Copy each line in which the string "AutoCAD" occurs.

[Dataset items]
— start —

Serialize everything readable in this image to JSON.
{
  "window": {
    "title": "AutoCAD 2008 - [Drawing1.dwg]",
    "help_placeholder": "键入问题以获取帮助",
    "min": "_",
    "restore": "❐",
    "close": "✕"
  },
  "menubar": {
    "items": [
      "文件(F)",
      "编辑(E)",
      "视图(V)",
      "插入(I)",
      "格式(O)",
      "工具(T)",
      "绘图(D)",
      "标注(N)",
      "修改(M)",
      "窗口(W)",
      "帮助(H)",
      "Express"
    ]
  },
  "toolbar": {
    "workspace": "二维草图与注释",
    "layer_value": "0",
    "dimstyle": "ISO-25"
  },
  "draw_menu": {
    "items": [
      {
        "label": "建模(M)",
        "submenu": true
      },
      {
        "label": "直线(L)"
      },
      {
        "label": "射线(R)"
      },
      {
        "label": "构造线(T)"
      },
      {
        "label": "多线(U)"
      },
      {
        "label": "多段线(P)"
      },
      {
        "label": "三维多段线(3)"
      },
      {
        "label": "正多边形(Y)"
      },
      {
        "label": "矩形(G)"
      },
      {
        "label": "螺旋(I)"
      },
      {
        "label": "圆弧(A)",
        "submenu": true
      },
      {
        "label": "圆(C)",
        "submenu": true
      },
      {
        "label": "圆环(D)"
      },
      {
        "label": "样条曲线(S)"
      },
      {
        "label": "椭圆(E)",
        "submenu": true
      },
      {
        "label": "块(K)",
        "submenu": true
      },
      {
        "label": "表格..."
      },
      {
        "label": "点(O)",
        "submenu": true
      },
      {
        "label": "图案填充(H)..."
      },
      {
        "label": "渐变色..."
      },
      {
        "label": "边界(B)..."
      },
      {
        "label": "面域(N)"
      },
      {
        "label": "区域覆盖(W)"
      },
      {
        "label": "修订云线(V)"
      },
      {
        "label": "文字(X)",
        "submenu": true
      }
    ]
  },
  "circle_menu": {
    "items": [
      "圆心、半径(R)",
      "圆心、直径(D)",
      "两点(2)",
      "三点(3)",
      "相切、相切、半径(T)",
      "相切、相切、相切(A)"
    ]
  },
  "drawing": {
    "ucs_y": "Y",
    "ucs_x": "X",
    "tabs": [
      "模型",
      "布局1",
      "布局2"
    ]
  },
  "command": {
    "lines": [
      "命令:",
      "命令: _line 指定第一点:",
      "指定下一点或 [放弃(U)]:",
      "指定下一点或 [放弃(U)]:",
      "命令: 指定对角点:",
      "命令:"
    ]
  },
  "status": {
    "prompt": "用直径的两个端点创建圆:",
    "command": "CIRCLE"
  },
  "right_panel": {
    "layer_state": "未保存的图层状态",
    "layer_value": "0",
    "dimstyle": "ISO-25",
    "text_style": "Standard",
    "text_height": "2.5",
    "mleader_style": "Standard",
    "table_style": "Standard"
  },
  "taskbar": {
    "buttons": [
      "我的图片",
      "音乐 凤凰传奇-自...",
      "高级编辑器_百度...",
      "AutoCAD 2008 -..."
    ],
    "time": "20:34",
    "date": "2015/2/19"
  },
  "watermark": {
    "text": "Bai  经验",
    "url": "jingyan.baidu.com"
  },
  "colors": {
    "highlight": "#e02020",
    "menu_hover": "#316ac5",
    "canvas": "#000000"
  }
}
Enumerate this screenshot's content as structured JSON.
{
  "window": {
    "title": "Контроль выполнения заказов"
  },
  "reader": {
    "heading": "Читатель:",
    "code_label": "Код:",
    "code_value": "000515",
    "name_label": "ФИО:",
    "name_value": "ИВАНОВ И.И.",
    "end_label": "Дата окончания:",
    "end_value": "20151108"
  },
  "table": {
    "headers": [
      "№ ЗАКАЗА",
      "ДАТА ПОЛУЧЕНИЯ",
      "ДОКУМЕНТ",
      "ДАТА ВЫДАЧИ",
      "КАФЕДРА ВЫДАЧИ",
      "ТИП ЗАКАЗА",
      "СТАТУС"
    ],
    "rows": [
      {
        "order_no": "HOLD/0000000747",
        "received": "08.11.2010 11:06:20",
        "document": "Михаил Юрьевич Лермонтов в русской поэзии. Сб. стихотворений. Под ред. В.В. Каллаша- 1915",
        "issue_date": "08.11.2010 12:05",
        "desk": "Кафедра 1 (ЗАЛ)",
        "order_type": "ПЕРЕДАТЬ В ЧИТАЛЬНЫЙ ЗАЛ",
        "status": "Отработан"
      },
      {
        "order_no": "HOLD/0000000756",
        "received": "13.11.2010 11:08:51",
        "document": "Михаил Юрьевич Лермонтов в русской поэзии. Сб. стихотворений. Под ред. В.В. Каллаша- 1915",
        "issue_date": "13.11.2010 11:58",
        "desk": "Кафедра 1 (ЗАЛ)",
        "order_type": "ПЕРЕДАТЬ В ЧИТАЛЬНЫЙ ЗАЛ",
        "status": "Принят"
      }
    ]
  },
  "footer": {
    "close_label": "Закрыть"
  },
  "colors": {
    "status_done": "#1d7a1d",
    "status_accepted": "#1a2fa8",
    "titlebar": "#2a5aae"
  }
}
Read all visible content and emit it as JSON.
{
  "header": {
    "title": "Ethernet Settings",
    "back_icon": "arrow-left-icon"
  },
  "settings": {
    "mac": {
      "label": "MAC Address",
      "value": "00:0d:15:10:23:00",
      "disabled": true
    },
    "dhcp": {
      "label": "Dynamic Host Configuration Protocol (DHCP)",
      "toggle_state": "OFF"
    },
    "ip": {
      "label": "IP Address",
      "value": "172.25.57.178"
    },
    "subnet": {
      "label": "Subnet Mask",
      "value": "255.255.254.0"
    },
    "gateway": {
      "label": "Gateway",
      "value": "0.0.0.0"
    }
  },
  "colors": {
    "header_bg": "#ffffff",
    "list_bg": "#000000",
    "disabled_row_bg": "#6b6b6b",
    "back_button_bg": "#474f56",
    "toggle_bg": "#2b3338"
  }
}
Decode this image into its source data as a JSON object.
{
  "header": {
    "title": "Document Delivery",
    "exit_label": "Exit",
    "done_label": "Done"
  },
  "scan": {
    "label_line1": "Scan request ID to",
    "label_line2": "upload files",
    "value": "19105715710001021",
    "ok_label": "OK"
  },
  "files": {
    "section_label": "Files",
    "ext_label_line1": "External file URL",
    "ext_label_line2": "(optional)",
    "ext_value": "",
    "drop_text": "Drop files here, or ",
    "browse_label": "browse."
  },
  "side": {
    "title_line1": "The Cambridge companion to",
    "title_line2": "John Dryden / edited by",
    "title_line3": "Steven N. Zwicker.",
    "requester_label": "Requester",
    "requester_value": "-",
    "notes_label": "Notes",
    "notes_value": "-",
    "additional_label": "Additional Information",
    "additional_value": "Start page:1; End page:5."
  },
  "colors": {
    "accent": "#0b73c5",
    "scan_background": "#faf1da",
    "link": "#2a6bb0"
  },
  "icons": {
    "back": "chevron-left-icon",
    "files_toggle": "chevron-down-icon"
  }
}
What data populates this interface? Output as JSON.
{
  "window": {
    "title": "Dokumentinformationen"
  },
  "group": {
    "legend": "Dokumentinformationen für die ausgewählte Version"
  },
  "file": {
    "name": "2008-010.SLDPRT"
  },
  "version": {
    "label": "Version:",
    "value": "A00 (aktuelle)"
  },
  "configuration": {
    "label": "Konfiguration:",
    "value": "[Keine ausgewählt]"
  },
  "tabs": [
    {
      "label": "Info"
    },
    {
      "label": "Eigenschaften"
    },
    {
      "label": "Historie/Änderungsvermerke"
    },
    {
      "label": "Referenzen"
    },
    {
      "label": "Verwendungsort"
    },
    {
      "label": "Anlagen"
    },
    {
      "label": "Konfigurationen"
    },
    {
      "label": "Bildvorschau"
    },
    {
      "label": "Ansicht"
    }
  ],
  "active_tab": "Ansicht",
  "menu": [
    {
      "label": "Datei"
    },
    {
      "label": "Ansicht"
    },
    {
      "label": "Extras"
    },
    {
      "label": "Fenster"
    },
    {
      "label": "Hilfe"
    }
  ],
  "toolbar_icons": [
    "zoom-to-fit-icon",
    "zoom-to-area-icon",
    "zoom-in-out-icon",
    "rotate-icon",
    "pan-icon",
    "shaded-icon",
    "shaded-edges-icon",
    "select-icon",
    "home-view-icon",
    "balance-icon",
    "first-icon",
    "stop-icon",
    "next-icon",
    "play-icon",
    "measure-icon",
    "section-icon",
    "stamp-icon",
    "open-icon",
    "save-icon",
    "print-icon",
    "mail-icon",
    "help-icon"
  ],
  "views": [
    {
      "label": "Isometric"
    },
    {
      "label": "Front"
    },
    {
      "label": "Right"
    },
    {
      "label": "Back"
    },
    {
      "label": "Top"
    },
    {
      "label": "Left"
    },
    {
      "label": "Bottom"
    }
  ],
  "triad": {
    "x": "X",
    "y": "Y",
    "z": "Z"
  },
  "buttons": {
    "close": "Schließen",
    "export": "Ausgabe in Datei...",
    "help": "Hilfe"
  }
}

— end —

■ FINAL RESULT ■
    "title": "AutoCAD 2008 - [Drawing1.dwg]",
      "AutoCAD 2008 -..."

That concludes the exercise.